> YOUR INSTRUCTIONS
Return each line that holds the word "screenshot".

-- Begin --

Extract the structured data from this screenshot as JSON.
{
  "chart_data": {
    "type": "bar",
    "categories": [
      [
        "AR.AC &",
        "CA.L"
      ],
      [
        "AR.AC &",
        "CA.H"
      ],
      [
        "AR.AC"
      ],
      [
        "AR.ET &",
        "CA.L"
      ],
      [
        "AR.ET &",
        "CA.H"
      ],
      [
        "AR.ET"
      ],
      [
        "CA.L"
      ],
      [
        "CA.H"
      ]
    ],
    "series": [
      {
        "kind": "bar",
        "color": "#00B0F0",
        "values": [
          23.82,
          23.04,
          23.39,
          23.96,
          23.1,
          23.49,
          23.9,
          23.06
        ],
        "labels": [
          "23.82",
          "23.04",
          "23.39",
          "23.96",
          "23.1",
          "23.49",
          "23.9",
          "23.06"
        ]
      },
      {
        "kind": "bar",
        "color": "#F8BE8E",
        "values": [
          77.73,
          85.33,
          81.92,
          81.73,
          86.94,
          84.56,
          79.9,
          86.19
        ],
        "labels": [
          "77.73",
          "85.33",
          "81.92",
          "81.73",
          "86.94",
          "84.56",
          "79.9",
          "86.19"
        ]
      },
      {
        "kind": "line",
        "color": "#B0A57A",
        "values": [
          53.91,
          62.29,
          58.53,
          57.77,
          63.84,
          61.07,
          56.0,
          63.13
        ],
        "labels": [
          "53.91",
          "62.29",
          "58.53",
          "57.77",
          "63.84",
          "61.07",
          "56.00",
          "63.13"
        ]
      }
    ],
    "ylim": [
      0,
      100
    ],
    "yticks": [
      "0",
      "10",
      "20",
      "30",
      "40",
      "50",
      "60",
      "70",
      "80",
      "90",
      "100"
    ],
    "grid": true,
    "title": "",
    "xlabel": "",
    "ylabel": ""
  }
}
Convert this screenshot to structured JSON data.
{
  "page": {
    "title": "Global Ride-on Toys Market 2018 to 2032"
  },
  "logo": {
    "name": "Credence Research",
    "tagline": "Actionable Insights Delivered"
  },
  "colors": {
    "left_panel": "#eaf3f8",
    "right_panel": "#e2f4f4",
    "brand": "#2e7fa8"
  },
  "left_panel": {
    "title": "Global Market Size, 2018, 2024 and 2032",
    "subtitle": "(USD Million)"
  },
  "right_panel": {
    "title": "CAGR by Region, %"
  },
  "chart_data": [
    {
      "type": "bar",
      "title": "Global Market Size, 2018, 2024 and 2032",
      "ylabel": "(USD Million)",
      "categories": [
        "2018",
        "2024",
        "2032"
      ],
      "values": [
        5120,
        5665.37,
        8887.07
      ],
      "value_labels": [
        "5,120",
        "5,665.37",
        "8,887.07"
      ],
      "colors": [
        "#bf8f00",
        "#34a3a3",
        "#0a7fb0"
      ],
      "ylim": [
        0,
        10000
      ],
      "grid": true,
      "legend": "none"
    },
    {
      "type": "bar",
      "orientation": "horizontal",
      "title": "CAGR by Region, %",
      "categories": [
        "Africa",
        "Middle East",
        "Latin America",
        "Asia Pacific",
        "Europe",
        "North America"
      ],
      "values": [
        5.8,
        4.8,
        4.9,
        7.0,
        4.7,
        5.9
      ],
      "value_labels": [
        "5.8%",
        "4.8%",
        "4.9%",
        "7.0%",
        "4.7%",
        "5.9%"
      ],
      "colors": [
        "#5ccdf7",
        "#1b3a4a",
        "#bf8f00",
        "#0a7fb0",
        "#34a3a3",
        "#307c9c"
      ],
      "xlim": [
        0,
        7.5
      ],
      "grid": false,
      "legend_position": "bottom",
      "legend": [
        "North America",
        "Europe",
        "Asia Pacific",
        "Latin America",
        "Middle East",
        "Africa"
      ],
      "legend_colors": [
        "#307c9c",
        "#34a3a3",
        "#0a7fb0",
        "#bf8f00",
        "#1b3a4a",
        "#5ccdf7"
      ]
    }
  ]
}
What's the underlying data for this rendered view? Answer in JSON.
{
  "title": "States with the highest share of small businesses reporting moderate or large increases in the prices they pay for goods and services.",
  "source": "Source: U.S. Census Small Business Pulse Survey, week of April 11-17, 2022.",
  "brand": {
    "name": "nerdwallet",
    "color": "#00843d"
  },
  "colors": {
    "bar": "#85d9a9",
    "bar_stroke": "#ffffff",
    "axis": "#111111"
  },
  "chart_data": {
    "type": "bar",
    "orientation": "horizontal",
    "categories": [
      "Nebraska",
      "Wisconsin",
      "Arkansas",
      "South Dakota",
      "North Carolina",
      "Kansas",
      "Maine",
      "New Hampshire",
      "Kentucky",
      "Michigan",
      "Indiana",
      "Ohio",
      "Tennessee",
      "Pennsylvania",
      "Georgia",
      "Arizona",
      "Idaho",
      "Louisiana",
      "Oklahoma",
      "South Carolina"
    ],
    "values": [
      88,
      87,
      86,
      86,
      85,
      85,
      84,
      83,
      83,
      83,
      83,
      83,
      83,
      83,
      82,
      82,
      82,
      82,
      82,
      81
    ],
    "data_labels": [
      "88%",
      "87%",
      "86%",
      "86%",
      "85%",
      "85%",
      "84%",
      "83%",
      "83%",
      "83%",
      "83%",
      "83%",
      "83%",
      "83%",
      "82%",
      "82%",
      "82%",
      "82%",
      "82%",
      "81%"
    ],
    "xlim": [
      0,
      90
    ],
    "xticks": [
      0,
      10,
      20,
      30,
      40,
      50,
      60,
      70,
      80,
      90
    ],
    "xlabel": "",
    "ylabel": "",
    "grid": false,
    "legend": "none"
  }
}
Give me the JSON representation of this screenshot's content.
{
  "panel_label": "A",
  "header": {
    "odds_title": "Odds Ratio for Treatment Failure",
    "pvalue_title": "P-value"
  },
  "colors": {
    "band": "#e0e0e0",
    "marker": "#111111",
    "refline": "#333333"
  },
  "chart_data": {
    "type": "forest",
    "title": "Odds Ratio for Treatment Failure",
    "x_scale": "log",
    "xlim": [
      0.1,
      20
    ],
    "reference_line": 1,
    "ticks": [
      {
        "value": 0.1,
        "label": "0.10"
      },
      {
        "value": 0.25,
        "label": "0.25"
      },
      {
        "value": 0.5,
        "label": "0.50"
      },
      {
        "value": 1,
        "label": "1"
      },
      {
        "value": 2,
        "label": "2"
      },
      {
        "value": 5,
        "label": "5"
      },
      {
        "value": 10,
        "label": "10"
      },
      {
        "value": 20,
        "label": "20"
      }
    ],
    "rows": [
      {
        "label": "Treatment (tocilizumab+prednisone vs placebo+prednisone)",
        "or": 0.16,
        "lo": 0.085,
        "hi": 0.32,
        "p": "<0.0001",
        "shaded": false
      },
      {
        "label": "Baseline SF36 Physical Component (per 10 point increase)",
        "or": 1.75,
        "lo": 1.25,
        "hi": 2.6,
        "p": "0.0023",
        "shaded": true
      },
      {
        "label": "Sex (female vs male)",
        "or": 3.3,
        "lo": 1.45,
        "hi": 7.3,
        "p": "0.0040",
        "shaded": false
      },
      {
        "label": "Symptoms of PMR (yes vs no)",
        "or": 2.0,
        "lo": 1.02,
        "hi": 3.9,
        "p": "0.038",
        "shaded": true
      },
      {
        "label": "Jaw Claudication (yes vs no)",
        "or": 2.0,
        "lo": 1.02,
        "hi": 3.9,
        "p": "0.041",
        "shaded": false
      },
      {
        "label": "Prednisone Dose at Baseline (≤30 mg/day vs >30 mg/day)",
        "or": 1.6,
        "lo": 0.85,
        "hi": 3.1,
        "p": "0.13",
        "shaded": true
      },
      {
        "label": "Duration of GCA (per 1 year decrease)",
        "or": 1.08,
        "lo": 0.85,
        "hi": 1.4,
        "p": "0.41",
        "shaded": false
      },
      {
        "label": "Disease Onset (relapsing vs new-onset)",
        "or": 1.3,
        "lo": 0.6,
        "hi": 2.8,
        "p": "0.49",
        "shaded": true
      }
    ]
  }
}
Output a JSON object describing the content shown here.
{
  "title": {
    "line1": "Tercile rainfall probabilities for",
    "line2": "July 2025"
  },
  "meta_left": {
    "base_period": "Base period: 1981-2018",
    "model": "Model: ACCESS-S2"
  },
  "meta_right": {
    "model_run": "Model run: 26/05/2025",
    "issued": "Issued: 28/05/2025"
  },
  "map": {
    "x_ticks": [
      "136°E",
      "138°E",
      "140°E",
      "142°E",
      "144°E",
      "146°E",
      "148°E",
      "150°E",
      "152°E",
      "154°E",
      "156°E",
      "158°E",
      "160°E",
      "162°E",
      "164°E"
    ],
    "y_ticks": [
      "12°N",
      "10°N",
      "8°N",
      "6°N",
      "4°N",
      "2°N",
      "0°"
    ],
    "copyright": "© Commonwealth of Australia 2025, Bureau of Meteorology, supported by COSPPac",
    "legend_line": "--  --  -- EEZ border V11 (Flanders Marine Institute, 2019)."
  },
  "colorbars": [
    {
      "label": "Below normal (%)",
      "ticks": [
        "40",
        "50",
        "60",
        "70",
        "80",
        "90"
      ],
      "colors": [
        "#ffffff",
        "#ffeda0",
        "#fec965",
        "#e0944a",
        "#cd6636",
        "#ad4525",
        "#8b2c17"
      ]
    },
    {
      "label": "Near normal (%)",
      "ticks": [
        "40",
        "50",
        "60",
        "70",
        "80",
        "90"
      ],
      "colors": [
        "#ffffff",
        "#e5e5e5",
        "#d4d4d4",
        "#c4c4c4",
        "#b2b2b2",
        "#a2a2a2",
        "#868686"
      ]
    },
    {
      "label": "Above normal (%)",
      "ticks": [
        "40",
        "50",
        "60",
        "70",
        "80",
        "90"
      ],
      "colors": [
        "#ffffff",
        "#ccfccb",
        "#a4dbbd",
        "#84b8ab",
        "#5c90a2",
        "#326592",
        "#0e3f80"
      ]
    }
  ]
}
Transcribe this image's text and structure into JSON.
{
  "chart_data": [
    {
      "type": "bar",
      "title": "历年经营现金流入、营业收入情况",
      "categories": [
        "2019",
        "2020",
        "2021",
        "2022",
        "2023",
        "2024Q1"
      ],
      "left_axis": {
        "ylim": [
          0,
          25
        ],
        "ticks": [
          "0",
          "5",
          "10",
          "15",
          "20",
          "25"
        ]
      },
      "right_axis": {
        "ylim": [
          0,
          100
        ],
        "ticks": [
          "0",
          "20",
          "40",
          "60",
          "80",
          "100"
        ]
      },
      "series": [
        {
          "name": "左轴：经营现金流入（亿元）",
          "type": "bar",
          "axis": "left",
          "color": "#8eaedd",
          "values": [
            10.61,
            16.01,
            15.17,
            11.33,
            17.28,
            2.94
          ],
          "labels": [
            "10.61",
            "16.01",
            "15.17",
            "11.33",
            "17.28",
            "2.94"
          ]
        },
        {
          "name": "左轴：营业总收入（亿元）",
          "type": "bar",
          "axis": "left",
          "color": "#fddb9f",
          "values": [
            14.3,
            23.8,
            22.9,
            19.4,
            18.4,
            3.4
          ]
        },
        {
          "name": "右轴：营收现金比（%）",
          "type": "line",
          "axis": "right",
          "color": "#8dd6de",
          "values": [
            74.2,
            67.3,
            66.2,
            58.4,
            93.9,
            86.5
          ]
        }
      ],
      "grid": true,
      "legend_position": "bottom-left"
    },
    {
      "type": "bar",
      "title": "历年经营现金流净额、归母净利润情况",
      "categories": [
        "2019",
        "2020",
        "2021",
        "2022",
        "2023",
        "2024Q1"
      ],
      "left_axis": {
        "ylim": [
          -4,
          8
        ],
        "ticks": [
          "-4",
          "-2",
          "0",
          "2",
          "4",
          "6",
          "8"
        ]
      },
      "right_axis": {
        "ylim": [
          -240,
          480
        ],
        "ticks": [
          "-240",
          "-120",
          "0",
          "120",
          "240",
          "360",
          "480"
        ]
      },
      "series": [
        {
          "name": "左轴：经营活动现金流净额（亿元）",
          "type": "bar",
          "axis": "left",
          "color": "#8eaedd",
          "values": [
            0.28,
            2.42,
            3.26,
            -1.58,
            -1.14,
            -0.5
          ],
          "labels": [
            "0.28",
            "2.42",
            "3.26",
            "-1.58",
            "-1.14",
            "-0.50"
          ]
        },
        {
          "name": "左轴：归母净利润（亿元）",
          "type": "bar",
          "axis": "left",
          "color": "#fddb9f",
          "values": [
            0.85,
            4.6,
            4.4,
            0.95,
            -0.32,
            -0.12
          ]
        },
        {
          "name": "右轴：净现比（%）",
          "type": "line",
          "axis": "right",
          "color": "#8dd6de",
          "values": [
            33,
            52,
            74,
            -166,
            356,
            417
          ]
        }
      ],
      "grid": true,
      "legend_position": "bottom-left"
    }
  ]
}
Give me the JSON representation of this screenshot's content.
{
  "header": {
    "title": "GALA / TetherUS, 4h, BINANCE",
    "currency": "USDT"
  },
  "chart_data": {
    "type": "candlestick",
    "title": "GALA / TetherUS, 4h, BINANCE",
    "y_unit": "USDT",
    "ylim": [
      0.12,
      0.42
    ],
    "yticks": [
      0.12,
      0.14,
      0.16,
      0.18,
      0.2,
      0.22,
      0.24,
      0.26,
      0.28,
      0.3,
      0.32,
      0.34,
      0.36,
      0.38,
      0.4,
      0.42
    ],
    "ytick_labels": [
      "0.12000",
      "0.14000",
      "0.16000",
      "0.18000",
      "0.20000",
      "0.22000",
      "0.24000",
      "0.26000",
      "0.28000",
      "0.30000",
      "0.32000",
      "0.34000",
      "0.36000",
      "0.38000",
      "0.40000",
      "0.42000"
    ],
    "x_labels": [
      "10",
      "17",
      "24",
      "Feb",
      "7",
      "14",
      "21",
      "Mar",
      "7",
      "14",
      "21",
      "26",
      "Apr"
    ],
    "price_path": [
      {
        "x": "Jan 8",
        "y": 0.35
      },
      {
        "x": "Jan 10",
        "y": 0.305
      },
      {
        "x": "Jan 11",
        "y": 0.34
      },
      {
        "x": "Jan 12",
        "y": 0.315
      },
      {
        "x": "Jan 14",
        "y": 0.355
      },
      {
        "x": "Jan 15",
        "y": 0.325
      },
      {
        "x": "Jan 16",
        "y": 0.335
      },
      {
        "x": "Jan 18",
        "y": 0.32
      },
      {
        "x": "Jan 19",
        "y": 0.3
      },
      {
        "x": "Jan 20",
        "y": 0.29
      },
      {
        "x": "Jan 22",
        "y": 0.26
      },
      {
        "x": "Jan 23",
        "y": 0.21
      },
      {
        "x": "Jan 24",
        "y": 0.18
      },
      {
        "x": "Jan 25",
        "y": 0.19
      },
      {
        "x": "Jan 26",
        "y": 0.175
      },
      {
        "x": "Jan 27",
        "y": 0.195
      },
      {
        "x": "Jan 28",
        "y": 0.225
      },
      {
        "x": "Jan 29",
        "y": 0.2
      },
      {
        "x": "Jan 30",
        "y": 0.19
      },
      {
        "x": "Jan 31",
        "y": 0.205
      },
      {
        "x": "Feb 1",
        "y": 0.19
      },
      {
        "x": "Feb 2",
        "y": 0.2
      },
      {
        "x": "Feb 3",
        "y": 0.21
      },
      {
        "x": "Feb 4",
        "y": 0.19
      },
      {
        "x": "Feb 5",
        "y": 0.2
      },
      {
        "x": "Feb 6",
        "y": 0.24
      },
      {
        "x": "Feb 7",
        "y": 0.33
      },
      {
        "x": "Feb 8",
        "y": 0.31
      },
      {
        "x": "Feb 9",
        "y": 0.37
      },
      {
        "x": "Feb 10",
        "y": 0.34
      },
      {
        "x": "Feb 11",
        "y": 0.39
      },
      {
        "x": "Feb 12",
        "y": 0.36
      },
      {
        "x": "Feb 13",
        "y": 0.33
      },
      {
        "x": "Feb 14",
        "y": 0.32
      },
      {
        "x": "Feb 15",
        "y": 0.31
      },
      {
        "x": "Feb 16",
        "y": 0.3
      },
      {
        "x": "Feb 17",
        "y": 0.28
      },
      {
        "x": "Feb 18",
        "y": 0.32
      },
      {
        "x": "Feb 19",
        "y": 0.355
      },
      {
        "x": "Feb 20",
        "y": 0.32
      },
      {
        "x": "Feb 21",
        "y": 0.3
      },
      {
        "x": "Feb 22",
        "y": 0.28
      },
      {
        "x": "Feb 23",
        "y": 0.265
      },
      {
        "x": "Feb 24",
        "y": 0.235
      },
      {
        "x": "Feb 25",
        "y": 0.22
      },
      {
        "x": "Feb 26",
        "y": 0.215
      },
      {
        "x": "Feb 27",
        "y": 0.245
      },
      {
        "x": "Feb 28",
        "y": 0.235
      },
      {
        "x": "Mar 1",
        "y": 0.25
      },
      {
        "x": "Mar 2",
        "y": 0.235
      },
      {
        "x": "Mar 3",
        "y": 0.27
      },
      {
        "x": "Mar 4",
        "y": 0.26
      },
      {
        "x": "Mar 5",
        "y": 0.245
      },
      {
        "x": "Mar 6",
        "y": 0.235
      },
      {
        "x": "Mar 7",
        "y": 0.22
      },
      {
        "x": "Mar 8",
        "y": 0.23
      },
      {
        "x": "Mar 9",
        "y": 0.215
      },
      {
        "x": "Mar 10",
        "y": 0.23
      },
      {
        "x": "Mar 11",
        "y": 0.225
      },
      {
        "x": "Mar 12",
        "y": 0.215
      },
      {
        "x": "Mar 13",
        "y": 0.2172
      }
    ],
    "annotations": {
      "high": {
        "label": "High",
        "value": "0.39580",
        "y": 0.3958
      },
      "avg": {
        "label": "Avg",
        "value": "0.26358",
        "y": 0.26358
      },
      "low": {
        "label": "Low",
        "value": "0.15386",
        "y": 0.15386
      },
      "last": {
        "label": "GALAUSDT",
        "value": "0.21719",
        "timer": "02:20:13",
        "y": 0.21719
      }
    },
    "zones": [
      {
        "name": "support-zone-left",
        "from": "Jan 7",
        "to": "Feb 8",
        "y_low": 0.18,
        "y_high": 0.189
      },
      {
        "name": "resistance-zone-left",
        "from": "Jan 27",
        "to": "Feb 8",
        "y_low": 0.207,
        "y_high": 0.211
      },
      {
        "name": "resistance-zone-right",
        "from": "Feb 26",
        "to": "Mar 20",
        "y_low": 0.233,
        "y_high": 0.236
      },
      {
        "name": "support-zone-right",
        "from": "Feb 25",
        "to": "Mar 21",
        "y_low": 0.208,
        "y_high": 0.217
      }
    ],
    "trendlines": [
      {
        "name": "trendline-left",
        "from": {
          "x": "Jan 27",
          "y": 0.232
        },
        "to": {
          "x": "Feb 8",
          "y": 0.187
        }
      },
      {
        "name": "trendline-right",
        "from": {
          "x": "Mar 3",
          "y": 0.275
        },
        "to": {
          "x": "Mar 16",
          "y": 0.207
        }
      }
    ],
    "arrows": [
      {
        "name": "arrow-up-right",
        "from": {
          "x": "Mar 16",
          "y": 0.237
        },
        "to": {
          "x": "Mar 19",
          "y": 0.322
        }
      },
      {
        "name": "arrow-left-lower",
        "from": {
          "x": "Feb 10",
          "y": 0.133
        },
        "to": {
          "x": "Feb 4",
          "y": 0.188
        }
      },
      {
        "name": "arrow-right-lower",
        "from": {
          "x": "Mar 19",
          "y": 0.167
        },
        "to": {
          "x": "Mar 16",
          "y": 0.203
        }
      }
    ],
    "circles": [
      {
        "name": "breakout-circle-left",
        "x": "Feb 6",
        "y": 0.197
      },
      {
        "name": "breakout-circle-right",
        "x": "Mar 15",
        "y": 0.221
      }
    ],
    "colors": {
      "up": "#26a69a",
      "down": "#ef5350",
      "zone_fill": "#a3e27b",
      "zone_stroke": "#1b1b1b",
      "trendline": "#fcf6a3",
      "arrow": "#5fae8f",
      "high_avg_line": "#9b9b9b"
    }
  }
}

-- End --

> COMPLETE ANSWER
Extract the structured data from this screenshot as JSON.
Convert this screenshot to structured JSON data.
Give me the JSON representation of this screenshot's content.
Give me the JSON representation of this screenshot's content.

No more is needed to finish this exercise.